> **Rows from a dataset**
— Begin —
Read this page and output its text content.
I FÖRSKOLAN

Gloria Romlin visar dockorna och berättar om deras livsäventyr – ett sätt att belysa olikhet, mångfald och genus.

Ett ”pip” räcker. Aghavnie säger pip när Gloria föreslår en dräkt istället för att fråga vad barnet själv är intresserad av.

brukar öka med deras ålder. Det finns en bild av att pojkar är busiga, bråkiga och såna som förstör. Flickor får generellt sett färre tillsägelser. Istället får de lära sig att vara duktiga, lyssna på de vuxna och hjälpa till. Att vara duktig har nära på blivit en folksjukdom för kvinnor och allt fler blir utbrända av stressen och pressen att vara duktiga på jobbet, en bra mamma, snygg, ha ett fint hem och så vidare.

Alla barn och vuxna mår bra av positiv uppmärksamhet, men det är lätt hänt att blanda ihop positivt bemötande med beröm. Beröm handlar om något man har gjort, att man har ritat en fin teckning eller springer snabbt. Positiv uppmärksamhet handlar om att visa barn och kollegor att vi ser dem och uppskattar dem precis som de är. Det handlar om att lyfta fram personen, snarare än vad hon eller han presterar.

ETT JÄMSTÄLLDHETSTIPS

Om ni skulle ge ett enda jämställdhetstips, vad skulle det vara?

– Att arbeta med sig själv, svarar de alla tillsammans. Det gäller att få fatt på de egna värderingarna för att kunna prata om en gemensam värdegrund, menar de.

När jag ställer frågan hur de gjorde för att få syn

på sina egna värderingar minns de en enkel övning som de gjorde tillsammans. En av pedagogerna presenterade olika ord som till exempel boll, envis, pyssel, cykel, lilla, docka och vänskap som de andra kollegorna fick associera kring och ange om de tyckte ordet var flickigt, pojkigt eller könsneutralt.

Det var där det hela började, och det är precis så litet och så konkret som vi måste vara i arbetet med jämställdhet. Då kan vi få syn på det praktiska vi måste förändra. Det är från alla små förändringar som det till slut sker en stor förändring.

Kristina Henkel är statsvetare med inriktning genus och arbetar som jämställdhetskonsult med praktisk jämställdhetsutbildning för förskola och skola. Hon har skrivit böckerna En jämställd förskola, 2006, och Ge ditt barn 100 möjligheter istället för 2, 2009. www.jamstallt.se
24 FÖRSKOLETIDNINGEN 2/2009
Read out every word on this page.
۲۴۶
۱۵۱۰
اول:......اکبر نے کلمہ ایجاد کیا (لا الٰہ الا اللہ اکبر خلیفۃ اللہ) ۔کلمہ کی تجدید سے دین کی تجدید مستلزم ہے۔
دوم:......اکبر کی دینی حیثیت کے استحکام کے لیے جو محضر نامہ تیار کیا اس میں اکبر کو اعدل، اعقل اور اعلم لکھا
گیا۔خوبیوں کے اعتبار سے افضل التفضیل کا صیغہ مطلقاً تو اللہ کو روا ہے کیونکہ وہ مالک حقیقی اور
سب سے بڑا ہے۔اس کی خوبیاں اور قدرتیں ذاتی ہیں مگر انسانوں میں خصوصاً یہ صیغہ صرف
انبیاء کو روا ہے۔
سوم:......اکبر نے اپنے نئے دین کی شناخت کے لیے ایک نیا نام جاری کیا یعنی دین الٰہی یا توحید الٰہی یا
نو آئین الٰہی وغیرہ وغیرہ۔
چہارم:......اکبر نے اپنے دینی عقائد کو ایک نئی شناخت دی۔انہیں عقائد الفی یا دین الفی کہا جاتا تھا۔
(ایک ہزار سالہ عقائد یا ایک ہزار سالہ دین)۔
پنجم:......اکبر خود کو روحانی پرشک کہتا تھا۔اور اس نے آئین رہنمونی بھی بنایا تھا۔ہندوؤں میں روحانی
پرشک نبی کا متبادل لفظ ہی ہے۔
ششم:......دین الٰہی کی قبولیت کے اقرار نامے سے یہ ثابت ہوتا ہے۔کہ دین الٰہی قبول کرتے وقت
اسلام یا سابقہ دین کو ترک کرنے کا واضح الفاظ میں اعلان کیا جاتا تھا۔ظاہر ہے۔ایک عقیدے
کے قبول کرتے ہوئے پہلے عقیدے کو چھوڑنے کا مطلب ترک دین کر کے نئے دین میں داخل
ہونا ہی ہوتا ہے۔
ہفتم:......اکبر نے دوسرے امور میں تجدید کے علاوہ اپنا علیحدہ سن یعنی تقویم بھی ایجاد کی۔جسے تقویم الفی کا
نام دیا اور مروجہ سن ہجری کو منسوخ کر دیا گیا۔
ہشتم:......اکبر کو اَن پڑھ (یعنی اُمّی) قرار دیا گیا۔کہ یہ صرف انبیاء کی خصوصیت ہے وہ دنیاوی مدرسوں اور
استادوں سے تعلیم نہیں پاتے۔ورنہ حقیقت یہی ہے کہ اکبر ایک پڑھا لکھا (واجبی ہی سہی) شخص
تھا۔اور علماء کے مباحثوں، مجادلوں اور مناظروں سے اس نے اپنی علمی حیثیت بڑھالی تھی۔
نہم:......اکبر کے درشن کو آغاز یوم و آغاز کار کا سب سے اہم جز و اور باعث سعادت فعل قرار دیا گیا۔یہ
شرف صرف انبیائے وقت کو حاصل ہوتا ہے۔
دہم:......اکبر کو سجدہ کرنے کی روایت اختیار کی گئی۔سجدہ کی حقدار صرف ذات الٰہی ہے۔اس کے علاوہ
— End —
> **Problem to work on**
Hand back the material above in full, exactly as written.

> **Correct result**
Read this page and output its text content.
I FÖRSKOLAN

Gloria Romlin visar dockorna och berättar om deras livsäventyr – ett sätt att belysa olikhet, mångfald och genus.

Ett ”pip” räcker. Aghavnie säger pip när Gloria föreslår en dräkt istället för att fråga vad barnet själv är intresserad av.

brukar öka med deras ålder. Det finns en bild av att pojkar är busiga, bråkiga och såna som förstör. Flickor får generellt sett färre tillsägelser. Istället får de lära sig att vara duktiga, lyssna på de vuxna och hjälpa till. Att vara duktig har nära på blivit en folksjukdom för kvinnor och allt fler blir utbrända av stressen och pressen att vara duktiga på jobbet, en bra mamma, snygg, ha ett fint hem och så vidare.

Alla barn och vuxna mår bra av positiv uppmärksamhet, men det är lätt hänt att blanda ihop positivt bemötande med beröm. Beröm handlar om något man har gjort, att man har ritat en fin teckning eller springer snabbt. Positiv uppmärksamhet handlar om att visa barn och kollegor att vi ser dem och uppskattar dem precis som de är. Det handlar om att lyfta fram personen, snarare än vad hon eller han presterar.

ETT JÄMSTÄLLDHETSTIPS

Om ni skulle ge ett enda jämställdhetstips, vad skulle det vara?

– Att arbeta med sig själv, svarar de alla tillsammans. Det gäller att få fatt på de egna värderingarna för att kunna prata om en gemensam värdegrund, menar de.

När jag ställer frågan hur de gjorde för att få syn

på sina egna värderingar minns de en enkel övning som de gjorde tillsammans. En av pedagogerna presenterade olika ord som till exempel boll, envis, pyssel, cykel, lilla, docka och vänskap som de andra kollegorna fick associera kring och ange om de tyckte ordet var flickigt, pojkigt eller könsneutralt.

Det var där det hela började, och det är precis så litet och så konkret som vi måste vara i arbetet med jämställdhet. Då kan vi få syn på det praktiska vi måste förändra. Det är från alla små förändringar som det till slut sker en stor förändring.

Kristina Henkel är statsvetare med inriktning genus och arbetar som jämställdhetskonsult med praktisk jämställdhetsutbildning för förskola och skola. Hon har skrivit böckerna En jämställd förskola, 2006, och Ge ditt barn 100 möjligheter istället för 2, 2009. www.jamstallt.se
24 FÖRSKOLETIDNINGEN 2/2009
Read out every word on this page.
۲۴۶
۱۵۱۰
اول:......اکبر نے کلمہ ایجاد کیا (لا الٰہ الا اللہ اکبر خلیفۃ اللہ) ۔کلمہ کی تجدید سے دین کی تجدید مستلزم ہے۔
دوم:......اکبر کی دینی حیثیت کے استحکام کے لیے جو محضر نامہ تیار کیا اس میں اکبر کو اعدل، اعقل اور اعلم لکھا
گیا۔خوبیوں کے اعتبار سے افضل التفضیل کا صیغہ مطلقاً تو اللہ کو روا ہے کیونکہ وہ مالک حقیقی اور
سب سے بڑا ہے۔اس کی خوبیاں اور قدرتیں ذاتی ہیں مگر انسانوں میں خصوصاً یہ صیغہ صرف
انبیاء کو روا ہے۔
سوم:......اکبر نے اپنے نئے دین کی شناخت کے لیے ایک نیا نام جاری کیا یعنی دین الٰہی یا توحید الٰہی یا
نو آئین الٰہی وغیرہ وغیرہ۔
چہارم:......اکبر نے اپنے دینی عقائد کو ایک نئی شناخت دی۔انہیں عقائد الفی یا دین الفی کہا جاتا تھا۔
(ایک ہزار سالہ عقائد یا ایک ہزار سالہ دین)۔
پنجم:......اکبر خود کو روحانی پرشک کہتا تھا۔اور اس نے آئین رہنمونی بھی بنایا تھا۔ہندوؤں میں روحانی
پرشک نبی کا متبادل لفظ ہی ہے۔
ششم:......دین الٰہی کی قبولیت کے اقرار نامے سے یہ ثابت ہوتا ہے۔کہ دین الٰہی قبول کرتے وقت
اسلام یا سابقہ دین کو ترک کرنے کا واضح الفاظ میں اعلان کیا جاتا تھا۔ظاہر ہے۔ایک عقیدے
کے قبول کرتے ہوئے پہلے عقیدے کو چھوڑنے کا مطلب ترک دین کر کے نئے دین میں داخل
ہونا ہی ہوتا ہے۔
ہفتم:......اکبر نے دوسرے امور میں تجدید کے علاوہ اپنا علیحدہ سن یعنی تقویم بھی ایجاد کی۔جسے تقویم الفی کا
نام دیا اور مروجہ سن ہجری کو منسوخ کر دیا گیا۔
ہشتم:......اکبر کو اَن پڑھ (یعنی اُمّی) قرار دیا گیا۔کہ یہ صرف انبیاء کی خصوصیت ہے وہ دنیاوی مدرسوں اور
استادوں سے تعلیم نہیں پاتے۔ورنہ حقیقت یہی ہے کہ اکبر ایک پڑھا لکھا (واجبی ہی سہی) شخص
تھا۔اور علماء کے مباحثوں، مجادلوں اور مناظروں سے اس نے اپنی علمی حیثیت بڑھالی تھی۔
نہم:......اکبر کے درشن کو آغاز یوم و آغاز کار کا سب سے اہم جز و اور باعث سعادت فعل قرار دیا گیا۔یہ
شرف صرف انبیائے وقت کو حاصل ہوتا ہے۔
دہم:......اکبر کو سجدہ کرنے کی روایت اختیار کی گئی۔سجدہ کی حقدار صرف ذات الٰہی ہے۔اس کے علاوہ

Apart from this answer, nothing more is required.